= EXERCISE DIRECTIONS =
Write only the number of lines in the records beneath that hold "January".
╔══
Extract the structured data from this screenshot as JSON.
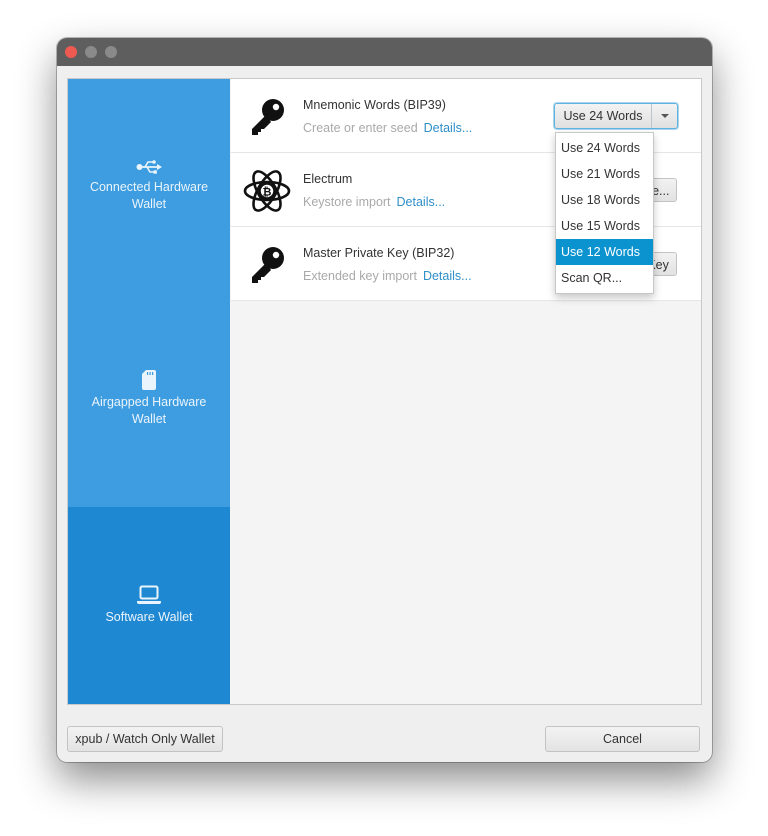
{
  "window": {
    "traffic_lights": [
      "close",
      "minimize",
      "zoom"
    ]
  },
  "sidebar": {
    "items": [
      {
        "label": "Connected Hardware Wallet",
        "icon": "usb-icon",
        "selected": false
      },
      {
        "label": "Airgapped Hardware Wallet",
        "icon": "sd-card-icon",
        "selected": false
      },
      {
        "label": "Software Wallet",
        "icon": "laptop-icon",
        "selected": true
      }
    ],
    "colors": {
      "normal": "#3d9de0",
      "selected": "#1f88d2"
    }
  },
  "rows": [
    {
      "title": "Mnemonic Words (BIP39)",
      "subtitle": "Create or enter seed",
      "link": "Details...",
      "icon": "key-icon",
      "action": "Use 24 Words"
    },
    {
      "title": "Electrum",
      "subtitle": "Keystore import",
      "link": "Details...",
      "icon": "electrum-bitcoin-icon",
      "action": "Import File..."
    },
    {
      "title": "Master Private Key (BIP32)",
      "subtitle": "Extended key import",
      "link": "Details...",
      "icon": "key-icon",
      "action": "Enter Key"
    }
  ],
  "dropdown": {
    "selected": "Use 24 Words",
    "options": [
      "Use 24 Words",
      "Use 21 Words",
      "Use 18 Words",
      "Use 15 Words",
      "Use 12 Words",
      "Scan QR..."
    ],
    "highlighted_index": 4
  },
  "footer": {
    "watch_only_label": "xpub / Watch Only Wallet",
    "cancel_label": "Cancel"
  }
}
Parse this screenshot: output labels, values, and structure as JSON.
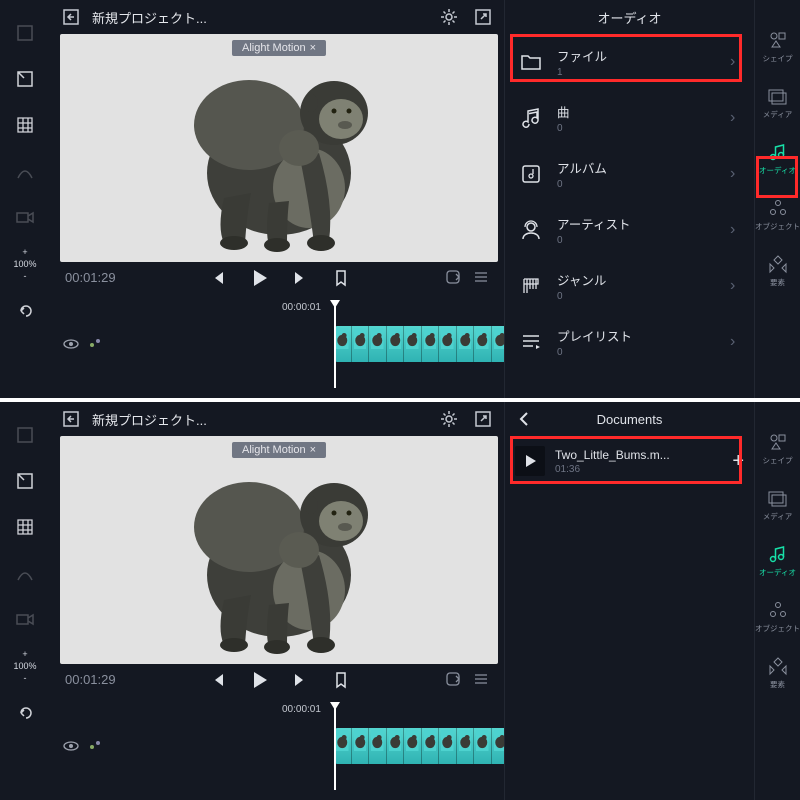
{
  "project_name": "新規プロジェクト...",
  "watermark": "Alight Motion",
  "timecode": "00:01:29",
  "timeline_time": "00:00:01",
  "zoom": {
    "plus": "+",
    "label": "100%",
    "minus": "-"
  },
  "audio_panel_title": "オーディオ",
  "audio_items": [
    {
      "label": "ファイル",
      "count": "1"
    },
    {
      "label": "曲",
      "count": "0"
    },
    {
      "label": "アルバム",
      "count": "0"
    },
    {
      "label": "アーティスト",
      "count": "0"
    },
    {
      "label": "ジャンル",
      "count": "0"
    },
    {
      "label": "プレイリスト",
      "count": "0"
    }
  ],
  "right_tabs": [
    {
      "label": "シェイプ"
    },
    {
      "label": "メディア"
    },
    {
      "label": "オーディオ"
    },
    {
      "label": "オブジェクト"
    },
    {
      "label": "要素"
    }
  ],
  "documents": {
    "title": "Documents",
    "file_name": "Two_Little_Bums.m...",
    "file_duration": "01:36"
  }
}
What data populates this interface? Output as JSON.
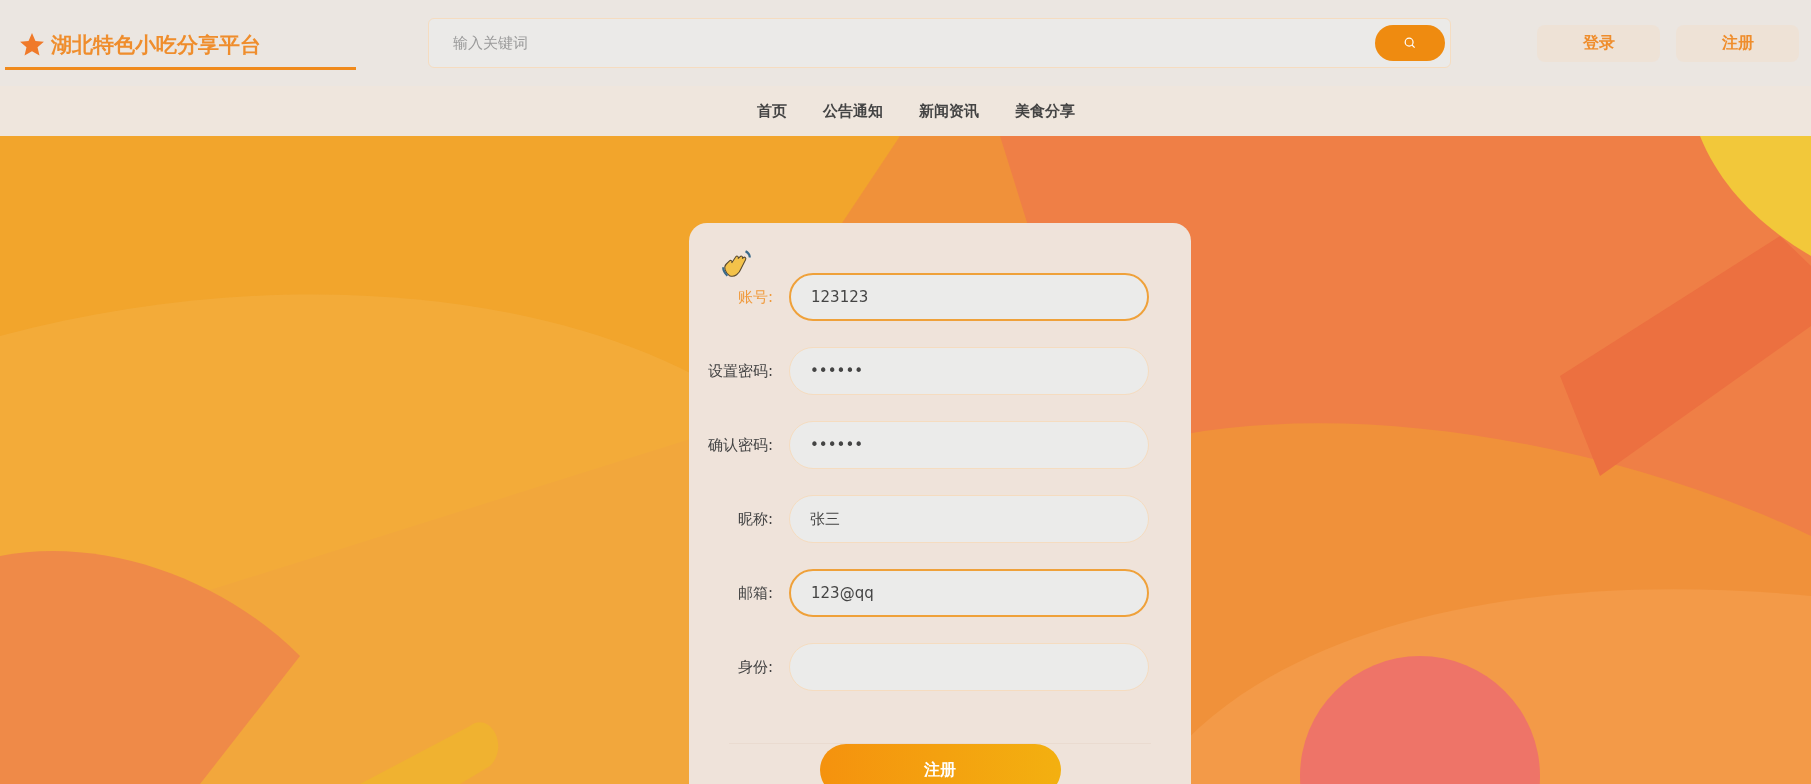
{
  "header": {
    "logo": "湖北特色小吃分享平台",
    "search": {
      "placeholder": "输入关键词"
    },
    "buttons": [
      "登录",
      "注册"
    ]
  },
  "nav": [
    "首页",
    "公告通知",
    "新闻资讯",
    "美食分享"
  ],
  "form": {
    "fields": [
      {
        "label": "账号:",
        "value": "123123",
        "active": true,
        "outlined": true
      },
      {
        "label": "设置密码:",
        "value": "••••••",
        "active": false,
        "outlined": false
      },
      {
        "label": "确认密码:",
        "value": "••••••",
        "active": false,
        "outlined": false
      },
      {
        "label": "昵称:",
        "value": "张三",
        "active": false,
        "outlined": false
      },
      {
        "label": "邮箱:",
        "value": "123@qq",
        "active": false,
        "outlined": true
      },
      {
        "label": "身份:",
        "active": false,
        "outlined": false
      }
    ],
    "submit": "注册"
  }
}
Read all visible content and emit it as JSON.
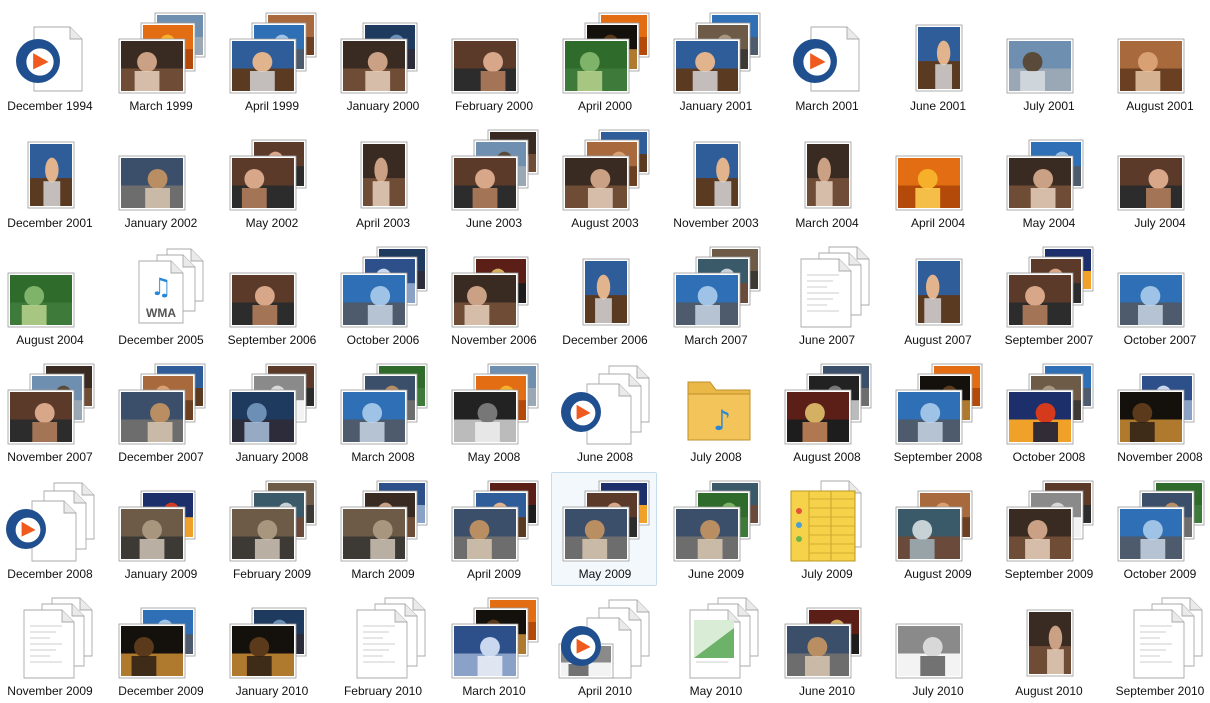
{
  "window": {
    "view": "Large icons"
  },
  "colors": {
    "selection_bg": "#f3f8fc",
    "selection_border": "#c7dcea",
    "folder": "#f2c45a",
    "media_blue": "#1f4f8f",
    "media_orange": "#f05a1e"
  },
  "selected_index": 49,
  "items": [
    {
      "label": "December 1994",
      "icon": "media-player-file-icon",
      "photos": 0,
      "kind": "media"
    },
    {
      "label": "March 1999",
      "icon": "photo-stack-icon",
      "photos": 3,
      "kind": "portrait"
    },
    {
      "label": "April 1999",
      "icon": "photo-stack-icon",
      "photos": 3,
      "kind": "child"
    },
    {
      "label": "January 2000",
      "icon": "photo-stack-icon",
      "photos": 2,
      "kind": "portrait"
    },
    {
      "label": "February 2000",
      "icon": "photo-stack-icon",
      "photos": 1,
      "kind": "people"
    },
    {
      "label": "April 2000",
      "icon": "photo-stack-icon",
      "photos": 3,
      "kind": "nature"
    },
    {
      "label": "January 2001",
      "icon": "photo-stack-icon",
      "photos": 3,
      "kind": "child"
    },
    {
      "label": "March 2001",
      "icon": "media-player-file-icon",
      "photos": 0,
      "kind": "media"
    },
    {
      "label": "June 2001",
      "icon": "photo-icon",
      "photos": 1,
      "kind": "child"
    },
    {
      "label": "July 2001",
      "icon": "photo-icon",
      "photos": 1,
      "kind": "outdoor"
    },
    {
      "label": "August 2001",
      "icon": "photo-icon",
      "photos": 1,
      "kind": "animal"
    },
    {
      "label": "December 2001",
      "icon": "photo-icon",
      "photos": 1,
      "kind": "child"
    },
    {
      "label": "January 2002",
      "icon": "photo-icon",
      "photos": 1,
      "kind": "indoor"
    },
    {
      "label": "May 2002",
      "icon": "photo-stack-icon",
      "photos": 2,
      "kind": "people"
    },
    {
      "label": "April 2003",
      "icon": "photo-icon",
      "photos": 1,
      "kind": "portrait"
    },
    {
      "label": "June 2003",
      "icon": "photo-stack-icon",
      "photos": 3,
      "kind": "people"
    },
    {
      "label": "August 2003",
      "icon": "photo-stack-icon",
      "photos": 3,
      "kind": "portrait"
    },
    {
      "label": "November 2003",
      "icon": "photo-icon",
      "photos": 1,
      "kind": "child"
    },
    {
      "label": "March 2004",
      "icon": "photo-icon",
      "photos": 1,
      "kind": "portrait"
    },
    {
      "label": "April 2004",
      "icon": "photo-icon",
      "photos": 1,
      "kind": "flowers"
    },
    {
      "label": "May 2004",
      "icon": "photo-stack-icon",
      "photos": 2,
      "kind": "portrait"
    },
    {
      "label": "July 2004",
      "icon": "photo-icon",
      "photos": 1,
      "kind": "people"
    },
    {
      "label": "August 2004",
      "icon": "photo-icon",
      "photos": 1,
      "kind": "nature"
    },
    {
      "label": "December 2005",
      "icon": "wma-audio-file-icon",
      "photos": 0,
      "kind": "wma",
      "badge": "WMA"
    },
    {
      "label": "September 2006",
      "icon": "photo-icon",
      "photos": 1,
      "kind": "people"
    },
    {
      "label": "October 2006",
      "icon": "photo-stack-icon",
      "photos": 3,
      "kind": "city"
    },
    {
      "label": "November 2006",
      "icon": "photo-stack-icon",
      "photos": 2,
      "kind": "portrait"
    },
    {
      "label": "December 2006",
      "icon": "photo-icon",
      "photos": 1,
      "kind": "child"
    },
    {
      "label": "March 2007",
      "icon": "photo-stack-icon",
      "photos": 3,
      "kind": "city"
    },
    {
      "label": "June 2007",
      "icon": "document-stack-icon",
      "photos": 0,
      "kind": "doc"
    },
    {
      "label": "August 2007",
      "icon": "photo-icon",
      "photos": 1,
      "kind": "child"
    },
    {
      "label": "September 2007",
      "icon": "photo-stack-icon",
      "photos": 3,
      "kind": "people"
    },
    {
      "label": "October 2007",
      "icon": "photo-icon",
      "photos": 1,
      "kind": "city"
    },
    {
      "label": "November 2007",
      "icon": "photo-stack-icon",
      "photos": 3,
      "kind": "people"
    },
    {
      "label": "December 2007",
      "icon": "photo-stack-icon",
      "photos": 3,
      "kind": "indoor"
    },
    {
      "label": "January 2008",
      "icon": "photo-stack-icon",
      "photos": 3,
      "kind": "water"
    },
    {
      "label": "March 2008",
      "icon": "photo-stack-icon",
      "photos": 3,
      "kind": "city"
    },
    {
      "label": "May 2008",
      "icon": "photo-stack-icon",
      "photos": 3,
      "kind": "bw"
    },
    {
      "label": "June 2008",
      "icon": "media-player-stack-icon",
      "photos": 0,
      "kind": "media-stack"
    },
    {
      "label": "July 2008",
      "icon": "music-folder-icon",
      "photos": 0,
      "kind": "folder"
    },
    {
      "label": "August 2008",
      "icon": "album-art-stack-icon",
      "photos": 3,
      "kind": "album"
    },
    {
      "label": "September 2008",
      "icon": "photo-stack-icon",
      "photos": 3,
      "kind": "city"
    },
    {
      "label": "October 2008",
      "icon": "album-art-stack-icon",
      "photos": 3,
      "kind": "album2"
    },
    {
      "label": "November 2008",
      "icon": "photo-stack-icon",
      "photos": 2,
      "kind": "night"
    },
    {
      "label": "December 2008",
      "icon": "media-player-stack-icon",
      "photos": 0,
      "kind": "media-stack"
    },
    {
      "label": "January 2009",
      "icon": "photo-stack-icon",
      "photos": 2,
      "kind": "construction"
    },
    {
      "label": "February 2009",
      "icon": "photo-stack-icon",
      "photos": 3,
      "kind": "construction"
    },
    {
      "label": "March 2009",
      "icon": "photo-stack-icon",
      "photos": 3,
      "kind": "construction"
    },
    {
      "label": "April 2009",
      "icon": "photo-stack-icon",
      "photos": 3,
      "kind": "indoor"
    },
    {
      "label": "May 2009",
      "icon": "photo-stack-icon",
      "photos": 3,
      "kind": "indoor"
    },
    {
      "label": "June 2009",
      "icon": "photo-stack-icon",
      "photos": 3,
      "kind": "indoor"
    },
    {
      "label": "July 2009",
      "icon": "spreadsheet-stack-icon",
      "photos": 0,
      "kind": "sheet"
    },
    {
      "label": "August 2009",
      "icon": "album-art-stack-icon",
      "photos": 2,
      "kind": "album3"
    },
    {
      "label": "September 2009",
      "icon": "photo-stack-icon",
      "photos": 3,
      "kind": "portrait"
    },
    {
      "label": "October 2009",
      "icon": "photo-stack-icon",
      "photos": 3,
      "kind": "city"
    },
    {
      "label": "November 2009",
      "icon": "document-stack-icon",
      "photos": 0,
      "kind": "doc2"
    },
    {
      "label": "December 2009",
      "icon": "photo-stack-icon",
      "photos": 2,
      "kind": "night"
    },
    {
      "label": "January 2010",
      "icon": "photo-stack-icon",
      "photos": 2,
      "kind": "night"
    },
    {
      "label": "February 2010",
      "icon": "document-stack-icon",
      "photos": 0,
      "kind": "doc3"
    },
    {
      "label": "March 2010",
      "icon": "photo-stack-icon",
      "photos": 3,
      "kind": "web"
    },
    {
      "label": "April 2010",
      "icon": "media-player-stack-icon",
      "photos": 1,
      "kind": "media-stack"
    },
    {
      "label": "May 2010",
      "icon": "document-stack-icon",
      "photos": 0,
      "kind": "doc4"
    },
    {
      "label": "June 2010",
      "icon": "photo-stack-icon",
      "photos": 2,
      "kind": "indoor"
    },
    {
      "label": "July 2010",
      "icon": "photo-stack-icon",
      "photos": 1,
      "kind": "animal2"
    },
    {
      "label": "August 2010",
      "icon": "photo-icon",
      "photos": 1,
      "kind": "portrait"
    },
    {
      "label": "September 2010",
      "icon": "document-stack-icon",
      "photos": 0,
      "kind": "doc5"
    }
  ]
}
╚══
= ANSWER TO THIS PROBLEM =
6